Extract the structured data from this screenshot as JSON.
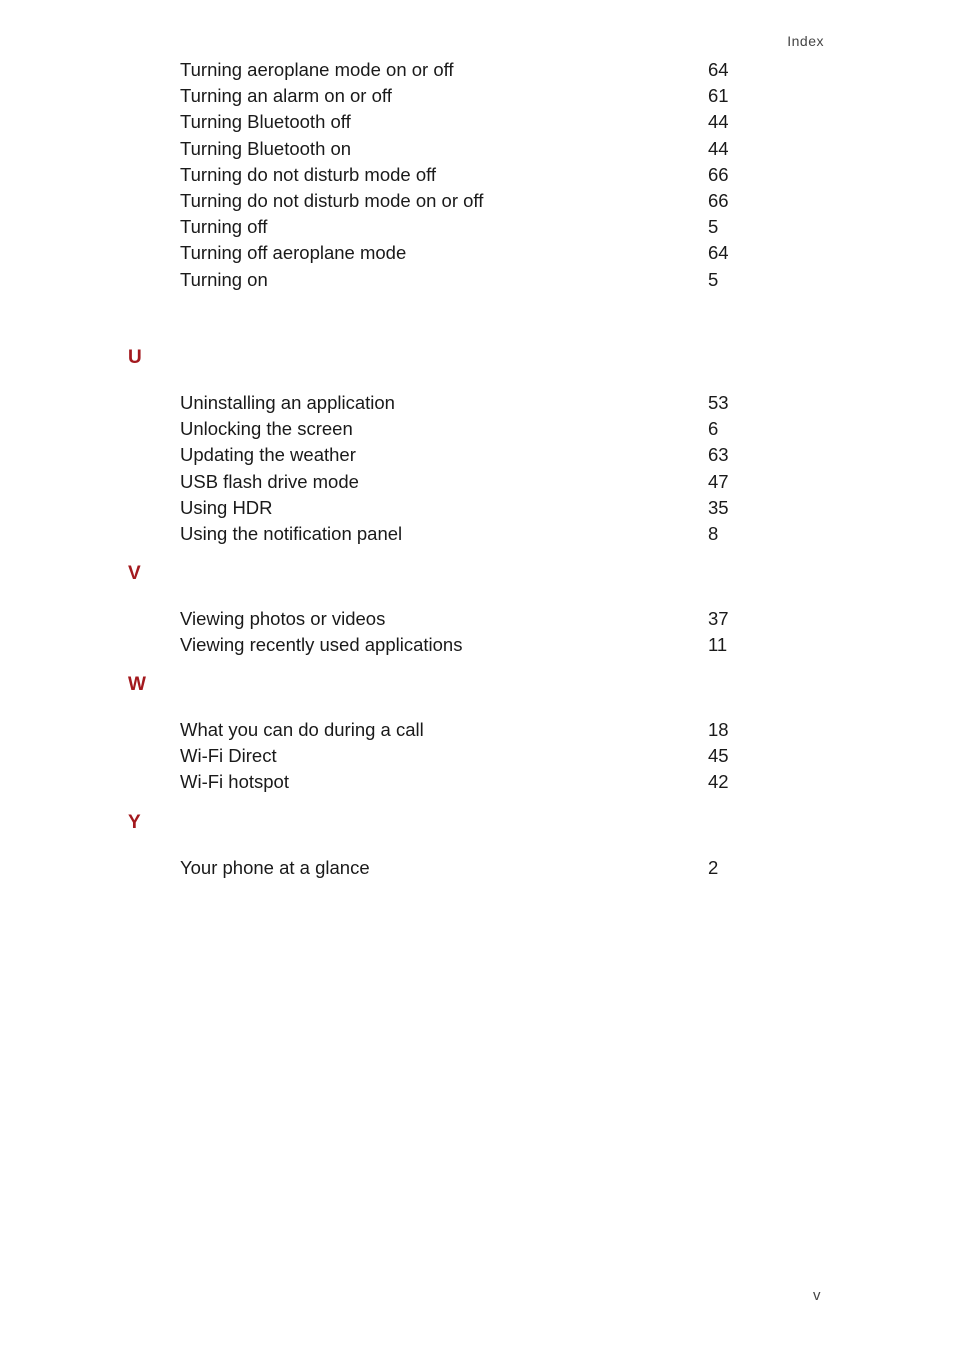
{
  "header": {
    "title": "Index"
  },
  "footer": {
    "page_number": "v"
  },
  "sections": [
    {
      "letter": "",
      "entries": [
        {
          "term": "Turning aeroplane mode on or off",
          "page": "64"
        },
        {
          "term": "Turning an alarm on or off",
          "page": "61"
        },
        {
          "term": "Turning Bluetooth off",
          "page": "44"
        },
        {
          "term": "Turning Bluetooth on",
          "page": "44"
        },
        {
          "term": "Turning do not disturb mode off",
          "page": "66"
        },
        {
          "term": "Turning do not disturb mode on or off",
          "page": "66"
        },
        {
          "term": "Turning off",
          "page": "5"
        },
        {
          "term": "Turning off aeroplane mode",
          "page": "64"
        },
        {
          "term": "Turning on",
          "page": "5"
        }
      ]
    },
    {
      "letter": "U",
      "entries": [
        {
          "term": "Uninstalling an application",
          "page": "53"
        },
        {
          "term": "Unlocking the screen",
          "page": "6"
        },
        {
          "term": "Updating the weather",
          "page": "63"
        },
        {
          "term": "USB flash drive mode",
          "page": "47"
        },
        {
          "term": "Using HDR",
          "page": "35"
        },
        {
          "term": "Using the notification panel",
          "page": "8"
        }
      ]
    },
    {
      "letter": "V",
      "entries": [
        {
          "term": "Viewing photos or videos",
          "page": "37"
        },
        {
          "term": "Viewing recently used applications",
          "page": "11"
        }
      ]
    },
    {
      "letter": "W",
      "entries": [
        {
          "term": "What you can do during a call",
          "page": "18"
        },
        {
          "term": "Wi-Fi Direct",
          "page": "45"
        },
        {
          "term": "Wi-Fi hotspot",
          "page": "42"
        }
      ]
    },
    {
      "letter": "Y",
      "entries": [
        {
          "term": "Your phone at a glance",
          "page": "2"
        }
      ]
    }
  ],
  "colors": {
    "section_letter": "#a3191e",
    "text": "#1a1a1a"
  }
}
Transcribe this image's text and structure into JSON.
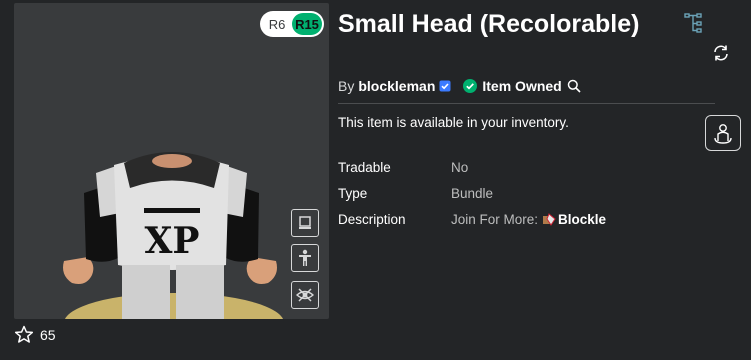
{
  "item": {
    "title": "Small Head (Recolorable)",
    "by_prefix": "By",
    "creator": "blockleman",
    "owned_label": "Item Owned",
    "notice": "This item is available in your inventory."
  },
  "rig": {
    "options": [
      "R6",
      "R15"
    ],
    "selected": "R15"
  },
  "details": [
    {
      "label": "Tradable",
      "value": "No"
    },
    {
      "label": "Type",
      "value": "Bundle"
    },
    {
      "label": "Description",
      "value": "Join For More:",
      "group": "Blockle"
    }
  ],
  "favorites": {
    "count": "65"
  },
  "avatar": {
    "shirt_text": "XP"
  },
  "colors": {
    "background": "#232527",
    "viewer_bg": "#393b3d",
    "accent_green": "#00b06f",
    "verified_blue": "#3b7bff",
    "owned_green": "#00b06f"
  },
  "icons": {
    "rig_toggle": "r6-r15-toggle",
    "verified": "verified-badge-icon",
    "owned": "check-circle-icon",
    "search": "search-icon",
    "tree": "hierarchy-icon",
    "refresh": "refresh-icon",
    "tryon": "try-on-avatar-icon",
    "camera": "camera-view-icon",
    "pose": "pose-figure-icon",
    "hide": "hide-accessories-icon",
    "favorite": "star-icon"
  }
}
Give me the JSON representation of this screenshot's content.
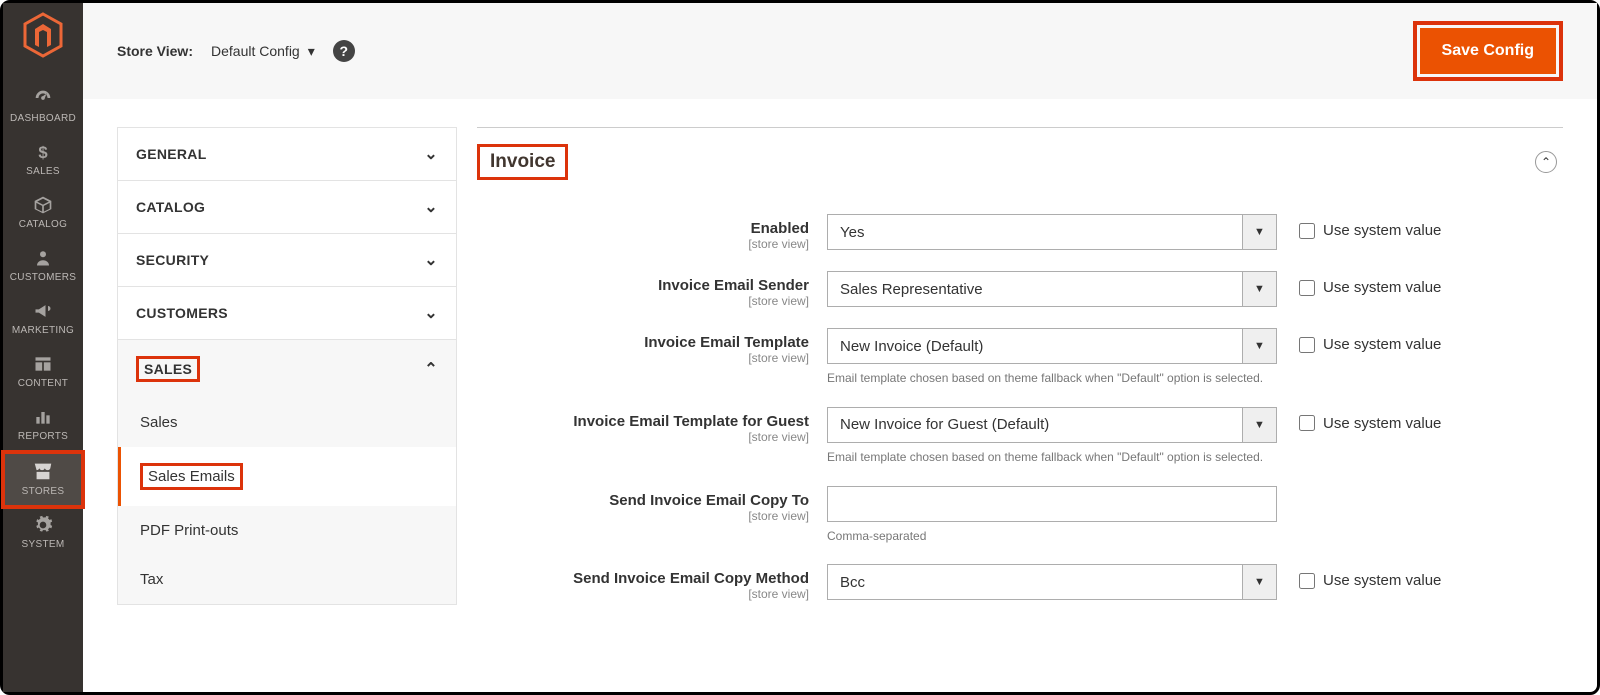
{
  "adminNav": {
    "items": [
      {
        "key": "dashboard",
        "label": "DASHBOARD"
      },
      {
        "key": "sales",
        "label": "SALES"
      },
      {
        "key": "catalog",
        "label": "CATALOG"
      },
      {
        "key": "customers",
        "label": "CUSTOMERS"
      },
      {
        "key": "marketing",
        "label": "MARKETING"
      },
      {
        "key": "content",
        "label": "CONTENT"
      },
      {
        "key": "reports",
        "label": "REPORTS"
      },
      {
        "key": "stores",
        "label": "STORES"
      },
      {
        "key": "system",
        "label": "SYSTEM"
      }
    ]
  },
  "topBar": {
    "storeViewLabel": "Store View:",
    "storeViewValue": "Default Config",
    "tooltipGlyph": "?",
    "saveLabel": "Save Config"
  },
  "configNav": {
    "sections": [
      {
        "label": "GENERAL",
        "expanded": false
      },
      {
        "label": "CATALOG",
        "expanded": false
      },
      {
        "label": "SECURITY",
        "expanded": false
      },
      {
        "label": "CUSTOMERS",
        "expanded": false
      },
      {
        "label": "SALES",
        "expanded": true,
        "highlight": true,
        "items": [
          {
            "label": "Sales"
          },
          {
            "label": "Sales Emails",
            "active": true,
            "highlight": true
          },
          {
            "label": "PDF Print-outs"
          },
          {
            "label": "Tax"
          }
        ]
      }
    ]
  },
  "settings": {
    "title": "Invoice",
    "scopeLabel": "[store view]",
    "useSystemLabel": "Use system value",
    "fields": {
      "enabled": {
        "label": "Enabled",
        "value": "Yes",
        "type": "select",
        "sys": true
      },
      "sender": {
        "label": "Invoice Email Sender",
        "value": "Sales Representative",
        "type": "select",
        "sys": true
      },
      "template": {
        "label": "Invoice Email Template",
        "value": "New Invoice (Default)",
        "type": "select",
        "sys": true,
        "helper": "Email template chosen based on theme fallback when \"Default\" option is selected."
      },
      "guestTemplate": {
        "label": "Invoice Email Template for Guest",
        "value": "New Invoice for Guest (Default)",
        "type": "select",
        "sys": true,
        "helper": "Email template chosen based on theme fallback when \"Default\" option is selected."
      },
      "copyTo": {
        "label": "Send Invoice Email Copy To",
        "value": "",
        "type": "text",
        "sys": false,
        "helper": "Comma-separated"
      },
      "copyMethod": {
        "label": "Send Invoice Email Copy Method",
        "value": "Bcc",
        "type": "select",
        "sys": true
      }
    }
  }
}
++++++++++++++++++++
REQUIRED WORK: In the records, locate each line holding the string "aeroplane" and copy it.

SOLUTION:
          "term": "Turning aeroplane mode on or off",
          "term": "Turning off aeroplane mode",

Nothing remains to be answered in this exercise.